STATED PROBLEM:
Gather every line below where "ascending" appears.

Dataset entries on figures:

************

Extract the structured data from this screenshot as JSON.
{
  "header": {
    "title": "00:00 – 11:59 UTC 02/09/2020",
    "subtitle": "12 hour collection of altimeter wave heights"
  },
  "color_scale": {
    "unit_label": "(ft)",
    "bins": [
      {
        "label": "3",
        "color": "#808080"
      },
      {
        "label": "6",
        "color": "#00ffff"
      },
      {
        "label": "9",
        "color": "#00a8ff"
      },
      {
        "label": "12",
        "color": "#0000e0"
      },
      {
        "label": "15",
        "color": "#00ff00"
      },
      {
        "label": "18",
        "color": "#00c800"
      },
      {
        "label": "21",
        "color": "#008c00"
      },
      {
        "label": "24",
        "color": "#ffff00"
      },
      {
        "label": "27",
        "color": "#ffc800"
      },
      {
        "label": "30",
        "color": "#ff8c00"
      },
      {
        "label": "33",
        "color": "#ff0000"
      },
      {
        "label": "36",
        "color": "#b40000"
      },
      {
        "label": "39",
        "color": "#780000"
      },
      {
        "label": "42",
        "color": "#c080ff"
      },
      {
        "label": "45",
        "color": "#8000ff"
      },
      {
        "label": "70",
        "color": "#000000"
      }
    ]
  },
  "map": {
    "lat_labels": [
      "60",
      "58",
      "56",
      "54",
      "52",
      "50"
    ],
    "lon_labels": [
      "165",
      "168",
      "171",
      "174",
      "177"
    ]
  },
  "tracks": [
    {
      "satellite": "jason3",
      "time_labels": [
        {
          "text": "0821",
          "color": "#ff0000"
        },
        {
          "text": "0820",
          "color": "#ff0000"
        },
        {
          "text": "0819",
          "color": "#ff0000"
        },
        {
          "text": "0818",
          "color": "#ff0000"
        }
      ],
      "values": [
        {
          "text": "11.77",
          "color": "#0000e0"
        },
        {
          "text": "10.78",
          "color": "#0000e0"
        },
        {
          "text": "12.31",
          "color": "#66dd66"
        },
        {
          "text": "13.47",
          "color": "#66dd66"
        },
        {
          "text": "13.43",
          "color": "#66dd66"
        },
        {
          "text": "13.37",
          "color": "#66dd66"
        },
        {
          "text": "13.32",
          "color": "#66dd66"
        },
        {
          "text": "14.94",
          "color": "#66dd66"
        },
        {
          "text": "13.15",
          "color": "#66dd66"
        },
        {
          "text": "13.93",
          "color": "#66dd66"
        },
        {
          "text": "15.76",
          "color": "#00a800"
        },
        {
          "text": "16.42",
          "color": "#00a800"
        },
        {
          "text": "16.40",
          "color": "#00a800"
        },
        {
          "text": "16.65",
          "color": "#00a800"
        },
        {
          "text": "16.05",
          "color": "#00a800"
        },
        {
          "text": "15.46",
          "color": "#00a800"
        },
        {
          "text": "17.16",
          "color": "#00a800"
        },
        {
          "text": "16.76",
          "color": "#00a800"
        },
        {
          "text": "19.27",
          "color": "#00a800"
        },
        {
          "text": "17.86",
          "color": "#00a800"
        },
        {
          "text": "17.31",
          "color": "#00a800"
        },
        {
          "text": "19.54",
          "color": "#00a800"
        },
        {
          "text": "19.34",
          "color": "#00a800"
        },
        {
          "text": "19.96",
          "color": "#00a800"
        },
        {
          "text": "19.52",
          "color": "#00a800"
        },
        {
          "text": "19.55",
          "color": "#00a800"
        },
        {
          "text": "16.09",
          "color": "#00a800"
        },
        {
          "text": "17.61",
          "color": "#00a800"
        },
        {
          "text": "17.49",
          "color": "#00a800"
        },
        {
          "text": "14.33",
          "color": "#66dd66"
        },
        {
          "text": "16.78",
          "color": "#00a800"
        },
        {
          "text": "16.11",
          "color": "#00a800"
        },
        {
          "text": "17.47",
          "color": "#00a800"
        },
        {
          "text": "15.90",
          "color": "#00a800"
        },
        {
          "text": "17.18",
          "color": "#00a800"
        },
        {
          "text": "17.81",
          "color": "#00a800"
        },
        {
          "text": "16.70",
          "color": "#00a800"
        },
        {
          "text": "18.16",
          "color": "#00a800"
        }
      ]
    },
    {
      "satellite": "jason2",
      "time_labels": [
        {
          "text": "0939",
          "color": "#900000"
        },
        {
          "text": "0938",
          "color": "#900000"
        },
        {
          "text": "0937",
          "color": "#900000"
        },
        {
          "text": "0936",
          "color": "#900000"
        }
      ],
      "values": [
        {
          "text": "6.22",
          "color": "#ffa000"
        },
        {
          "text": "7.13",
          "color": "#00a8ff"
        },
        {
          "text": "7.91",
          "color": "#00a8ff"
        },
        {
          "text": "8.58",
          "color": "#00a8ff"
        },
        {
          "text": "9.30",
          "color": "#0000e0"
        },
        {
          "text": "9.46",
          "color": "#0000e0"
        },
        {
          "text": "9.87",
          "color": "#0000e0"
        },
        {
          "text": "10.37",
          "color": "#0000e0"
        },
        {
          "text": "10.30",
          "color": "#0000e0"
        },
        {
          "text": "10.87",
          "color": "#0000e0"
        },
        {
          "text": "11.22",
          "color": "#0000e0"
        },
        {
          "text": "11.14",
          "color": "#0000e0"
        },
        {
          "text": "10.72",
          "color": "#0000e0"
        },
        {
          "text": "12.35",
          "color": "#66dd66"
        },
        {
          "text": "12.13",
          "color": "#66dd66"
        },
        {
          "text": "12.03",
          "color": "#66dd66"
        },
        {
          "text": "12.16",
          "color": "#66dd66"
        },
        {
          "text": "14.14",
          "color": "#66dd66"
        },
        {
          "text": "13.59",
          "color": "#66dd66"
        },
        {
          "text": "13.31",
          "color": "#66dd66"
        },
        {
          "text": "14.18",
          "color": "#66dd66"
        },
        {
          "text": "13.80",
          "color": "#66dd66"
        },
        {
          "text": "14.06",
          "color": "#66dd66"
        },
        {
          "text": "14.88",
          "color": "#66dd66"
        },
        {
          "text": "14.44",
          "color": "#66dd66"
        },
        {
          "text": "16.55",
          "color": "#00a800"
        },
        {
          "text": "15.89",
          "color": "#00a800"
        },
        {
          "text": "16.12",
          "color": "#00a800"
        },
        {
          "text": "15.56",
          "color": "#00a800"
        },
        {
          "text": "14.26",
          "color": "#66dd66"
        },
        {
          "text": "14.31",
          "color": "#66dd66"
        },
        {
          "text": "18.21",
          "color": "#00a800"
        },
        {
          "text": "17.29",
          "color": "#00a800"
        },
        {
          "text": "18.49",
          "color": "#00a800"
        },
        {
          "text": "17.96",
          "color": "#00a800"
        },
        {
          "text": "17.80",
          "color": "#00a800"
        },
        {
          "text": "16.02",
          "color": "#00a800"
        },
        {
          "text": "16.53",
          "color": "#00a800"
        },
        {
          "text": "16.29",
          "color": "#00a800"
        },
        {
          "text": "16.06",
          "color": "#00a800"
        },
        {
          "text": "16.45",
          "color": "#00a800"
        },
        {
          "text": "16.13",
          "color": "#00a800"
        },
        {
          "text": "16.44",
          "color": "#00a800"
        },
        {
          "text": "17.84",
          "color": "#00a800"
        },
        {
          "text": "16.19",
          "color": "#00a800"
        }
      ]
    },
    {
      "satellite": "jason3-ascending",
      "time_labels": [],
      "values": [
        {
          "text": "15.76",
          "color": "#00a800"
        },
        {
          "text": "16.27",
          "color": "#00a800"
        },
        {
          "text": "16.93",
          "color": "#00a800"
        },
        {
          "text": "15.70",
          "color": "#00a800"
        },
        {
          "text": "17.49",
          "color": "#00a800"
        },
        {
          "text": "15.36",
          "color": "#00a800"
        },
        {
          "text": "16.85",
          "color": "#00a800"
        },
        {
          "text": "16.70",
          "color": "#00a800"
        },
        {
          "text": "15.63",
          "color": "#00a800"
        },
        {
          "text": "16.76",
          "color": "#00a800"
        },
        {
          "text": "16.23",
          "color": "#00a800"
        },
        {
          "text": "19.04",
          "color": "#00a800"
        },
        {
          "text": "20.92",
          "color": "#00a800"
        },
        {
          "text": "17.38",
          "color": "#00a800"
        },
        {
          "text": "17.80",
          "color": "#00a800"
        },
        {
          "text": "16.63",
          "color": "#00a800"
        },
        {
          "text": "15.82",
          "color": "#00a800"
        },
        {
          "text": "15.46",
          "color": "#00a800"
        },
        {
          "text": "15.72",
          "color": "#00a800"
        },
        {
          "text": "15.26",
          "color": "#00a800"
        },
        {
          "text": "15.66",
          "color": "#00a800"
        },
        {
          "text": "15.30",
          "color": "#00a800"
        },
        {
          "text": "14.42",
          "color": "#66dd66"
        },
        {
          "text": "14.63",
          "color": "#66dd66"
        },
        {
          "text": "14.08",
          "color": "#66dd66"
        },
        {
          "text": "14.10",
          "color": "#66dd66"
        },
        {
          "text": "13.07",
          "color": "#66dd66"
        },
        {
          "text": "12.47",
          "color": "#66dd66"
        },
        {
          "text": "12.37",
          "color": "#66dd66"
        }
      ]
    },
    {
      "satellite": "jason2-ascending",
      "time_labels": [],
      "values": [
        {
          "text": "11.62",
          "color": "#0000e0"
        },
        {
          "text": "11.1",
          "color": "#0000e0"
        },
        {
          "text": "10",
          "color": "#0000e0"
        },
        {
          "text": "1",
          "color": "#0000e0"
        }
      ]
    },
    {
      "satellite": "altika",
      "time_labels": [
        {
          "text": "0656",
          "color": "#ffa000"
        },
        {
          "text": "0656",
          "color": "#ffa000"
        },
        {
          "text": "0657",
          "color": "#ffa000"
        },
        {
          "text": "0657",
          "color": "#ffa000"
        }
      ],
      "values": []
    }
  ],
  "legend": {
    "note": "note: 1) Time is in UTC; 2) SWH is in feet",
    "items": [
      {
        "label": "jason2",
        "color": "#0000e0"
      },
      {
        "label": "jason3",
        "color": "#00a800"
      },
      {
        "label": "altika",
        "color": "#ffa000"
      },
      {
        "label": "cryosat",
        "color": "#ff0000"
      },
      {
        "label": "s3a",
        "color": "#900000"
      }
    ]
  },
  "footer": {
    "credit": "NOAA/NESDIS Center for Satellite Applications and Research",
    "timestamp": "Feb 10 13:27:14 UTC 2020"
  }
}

************

RESPONSE TO THIS EXERCISE:
      "satellite": "jason3-ascending",
      "satellite": "jason2-ascending",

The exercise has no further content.